**Task to complete**
Scan the listing below and copy every line holding "Publications".

**Source material**

#####

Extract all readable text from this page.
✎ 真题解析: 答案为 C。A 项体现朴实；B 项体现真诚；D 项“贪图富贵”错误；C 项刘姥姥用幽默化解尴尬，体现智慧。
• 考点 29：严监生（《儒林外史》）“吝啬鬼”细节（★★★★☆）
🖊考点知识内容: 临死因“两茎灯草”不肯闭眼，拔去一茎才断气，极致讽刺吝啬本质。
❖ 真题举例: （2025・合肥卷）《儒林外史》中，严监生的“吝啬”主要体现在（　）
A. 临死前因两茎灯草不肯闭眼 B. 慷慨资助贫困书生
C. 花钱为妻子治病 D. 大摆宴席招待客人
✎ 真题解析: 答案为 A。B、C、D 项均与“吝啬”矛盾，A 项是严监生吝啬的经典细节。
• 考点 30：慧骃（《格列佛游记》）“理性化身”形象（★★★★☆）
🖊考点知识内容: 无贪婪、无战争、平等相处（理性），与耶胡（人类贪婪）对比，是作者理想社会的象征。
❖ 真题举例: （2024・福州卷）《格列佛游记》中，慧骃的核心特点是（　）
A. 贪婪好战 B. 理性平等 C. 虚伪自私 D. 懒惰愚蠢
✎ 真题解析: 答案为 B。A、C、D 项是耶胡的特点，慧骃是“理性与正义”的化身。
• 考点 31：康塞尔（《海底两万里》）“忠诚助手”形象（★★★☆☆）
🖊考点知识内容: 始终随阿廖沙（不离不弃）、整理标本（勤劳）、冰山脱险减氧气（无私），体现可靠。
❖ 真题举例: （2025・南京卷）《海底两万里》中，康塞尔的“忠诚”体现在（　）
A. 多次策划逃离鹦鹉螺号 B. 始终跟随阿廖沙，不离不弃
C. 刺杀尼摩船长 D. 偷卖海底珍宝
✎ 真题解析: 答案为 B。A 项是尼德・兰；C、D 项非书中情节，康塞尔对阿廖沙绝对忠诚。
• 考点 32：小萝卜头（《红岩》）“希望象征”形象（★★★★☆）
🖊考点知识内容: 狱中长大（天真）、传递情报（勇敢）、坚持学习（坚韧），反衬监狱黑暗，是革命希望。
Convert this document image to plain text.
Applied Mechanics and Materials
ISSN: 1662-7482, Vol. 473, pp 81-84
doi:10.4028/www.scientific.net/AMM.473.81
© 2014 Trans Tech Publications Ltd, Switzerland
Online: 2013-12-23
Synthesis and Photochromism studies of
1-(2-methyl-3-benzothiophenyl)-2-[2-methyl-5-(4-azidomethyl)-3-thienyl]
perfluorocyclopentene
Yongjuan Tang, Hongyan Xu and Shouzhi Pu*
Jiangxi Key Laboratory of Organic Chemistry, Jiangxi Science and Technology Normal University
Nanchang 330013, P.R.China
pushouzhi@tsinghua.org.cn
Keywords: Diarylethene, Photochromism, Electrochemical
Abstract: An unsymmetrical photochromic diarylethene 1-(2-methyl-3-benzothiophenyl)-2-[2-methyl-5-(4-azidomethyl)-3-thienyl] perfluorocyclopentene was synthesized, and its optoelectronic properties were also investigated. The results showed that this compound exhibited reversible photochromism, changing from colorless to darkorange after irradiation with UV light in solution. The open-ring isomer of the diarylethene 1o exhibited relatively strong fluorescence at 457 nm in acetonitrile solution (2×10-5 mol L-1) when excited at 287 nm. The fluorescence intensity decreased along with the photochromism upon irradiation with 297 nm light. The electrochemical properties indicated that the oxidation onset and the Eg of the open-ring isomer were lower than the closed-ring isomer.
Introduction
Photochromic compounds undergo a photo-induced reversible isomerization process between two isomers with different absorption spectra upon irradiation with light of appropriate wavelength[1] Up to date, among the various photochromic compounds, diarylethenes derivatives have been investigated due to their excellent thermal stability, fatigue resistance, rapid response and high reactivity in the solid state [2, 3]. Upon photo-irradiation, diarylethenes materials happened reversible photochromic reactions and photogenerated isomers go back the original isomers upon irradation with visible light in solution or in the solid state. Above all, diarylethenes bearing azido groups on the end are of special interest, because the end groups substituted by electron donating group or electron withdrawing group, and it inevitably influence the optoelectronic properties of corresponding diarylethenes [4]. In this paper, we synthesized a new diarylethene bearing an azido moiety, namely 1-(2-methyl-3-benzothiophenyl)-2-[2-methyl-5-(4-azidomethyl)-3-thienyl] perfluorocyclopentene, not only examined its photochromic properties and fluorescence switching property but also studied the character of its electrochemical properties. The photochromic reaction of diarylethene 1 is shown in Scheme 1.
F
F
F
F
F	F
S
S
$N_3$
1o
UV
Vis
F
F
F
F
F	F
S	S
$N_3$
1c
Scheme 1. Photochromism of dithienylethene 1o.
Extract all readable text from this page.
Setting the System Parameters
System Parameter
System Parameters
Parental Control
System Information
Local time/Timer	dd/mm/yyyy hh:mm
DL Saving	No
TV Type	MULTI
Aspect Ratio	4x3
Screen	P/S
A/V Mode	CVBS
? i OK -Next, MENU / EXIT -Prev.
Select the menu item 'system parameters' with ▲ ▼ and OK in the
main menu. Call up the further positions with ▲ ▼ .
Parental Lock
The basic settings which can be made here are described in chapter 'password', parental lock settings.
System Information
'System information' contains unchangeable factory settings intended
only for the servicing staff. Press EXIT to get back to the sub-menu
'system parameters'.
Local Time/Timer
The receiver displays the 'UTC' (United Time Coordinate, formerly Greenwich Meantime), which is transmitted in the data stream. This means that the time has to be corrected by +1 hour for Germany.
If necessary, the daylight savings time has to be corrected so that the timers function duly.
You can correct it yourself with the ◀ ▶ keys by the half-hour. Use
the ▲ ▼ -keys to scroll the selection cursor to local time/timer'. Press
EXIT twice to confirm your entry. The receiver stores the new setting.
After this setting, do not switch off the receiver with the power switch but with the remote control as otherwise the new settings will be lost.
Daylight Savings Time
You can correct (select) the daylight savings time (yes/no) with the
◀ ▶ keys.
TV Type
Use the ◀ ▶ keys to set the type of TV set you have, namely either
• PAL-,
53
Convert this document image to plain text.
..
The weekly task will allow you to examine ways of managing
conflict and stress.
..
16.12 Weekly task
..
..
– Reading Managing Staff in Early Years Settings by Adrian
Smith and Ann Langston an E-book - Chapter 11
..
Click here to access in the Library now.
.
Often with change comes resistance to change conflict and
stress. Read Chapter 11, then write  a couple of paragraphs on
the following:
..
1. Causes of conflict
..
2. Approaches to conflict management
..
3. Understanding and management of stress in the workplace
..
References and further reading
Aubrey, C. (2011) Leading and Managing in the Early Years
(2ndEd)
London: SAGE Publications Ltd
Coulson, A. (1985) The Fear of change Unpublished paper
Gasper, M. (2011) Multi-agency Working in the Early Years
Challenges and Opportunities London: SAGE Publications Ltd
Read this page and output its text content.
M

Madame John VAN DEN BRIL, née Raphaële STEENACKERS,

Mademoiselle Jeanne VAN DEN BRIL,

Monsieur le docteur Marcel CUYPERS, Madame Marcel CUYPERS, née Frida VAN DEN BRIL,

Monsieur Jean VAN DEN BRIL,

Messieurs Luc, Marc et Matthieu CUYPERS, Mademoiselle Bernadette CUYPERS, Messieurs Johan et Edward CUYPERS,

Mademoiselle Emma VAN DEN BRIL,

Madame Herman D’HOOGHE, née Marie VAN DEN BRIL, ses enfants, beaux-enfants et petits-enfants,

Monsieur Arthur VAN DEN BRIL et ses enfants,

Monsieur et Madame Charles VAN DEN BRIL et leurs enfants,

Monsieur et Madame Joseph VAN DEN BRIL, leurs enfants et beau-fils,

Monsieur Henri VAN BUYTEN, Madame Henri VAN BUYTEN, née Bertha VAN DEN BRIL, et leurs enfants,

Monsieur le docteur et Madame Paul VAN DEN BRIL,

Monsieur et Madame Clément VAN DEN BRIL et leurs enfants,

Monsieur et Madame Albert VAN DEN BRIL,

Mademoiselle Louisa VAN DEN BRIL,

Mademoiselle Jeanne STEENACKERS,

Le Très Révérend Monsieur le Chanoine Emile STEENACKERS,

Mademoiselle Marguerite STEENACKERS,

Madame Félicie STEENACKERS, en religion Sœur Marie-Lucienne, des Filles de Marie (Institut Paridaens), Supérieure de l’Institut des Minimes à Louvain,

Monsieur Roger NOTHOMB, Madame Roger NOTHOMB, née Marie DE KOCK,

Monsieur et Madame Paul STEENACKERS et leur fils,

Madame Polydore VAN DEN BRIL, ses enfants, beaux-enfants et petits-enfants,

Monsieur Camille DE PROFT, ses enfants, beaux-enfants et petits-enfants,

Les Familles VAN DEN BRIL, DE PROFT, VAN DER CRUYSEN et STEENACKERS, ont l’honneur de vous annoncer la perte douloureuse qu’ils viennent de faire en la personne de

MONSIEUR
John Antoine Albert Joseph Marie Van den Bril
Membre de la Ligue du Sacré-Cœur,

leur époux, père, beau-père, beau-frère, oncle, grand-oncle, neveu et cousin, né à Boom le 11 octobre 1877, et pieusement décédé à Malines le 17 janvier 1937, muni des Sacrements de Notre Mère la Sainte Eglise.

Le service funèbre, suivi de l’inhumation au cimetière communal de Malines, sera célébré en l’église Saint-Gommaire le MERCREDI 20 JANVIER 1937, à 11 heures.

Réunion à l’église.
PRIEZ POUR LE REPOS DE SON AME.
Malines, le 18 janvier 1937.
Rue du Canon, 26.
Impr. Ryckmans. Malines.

#####

**Answer in full**
© 2014 Trans Tech Publications Ltd, Switzerland
London: SAGE Publications Ltd
Challenges and Opportunities London: SAGE Publications Ltd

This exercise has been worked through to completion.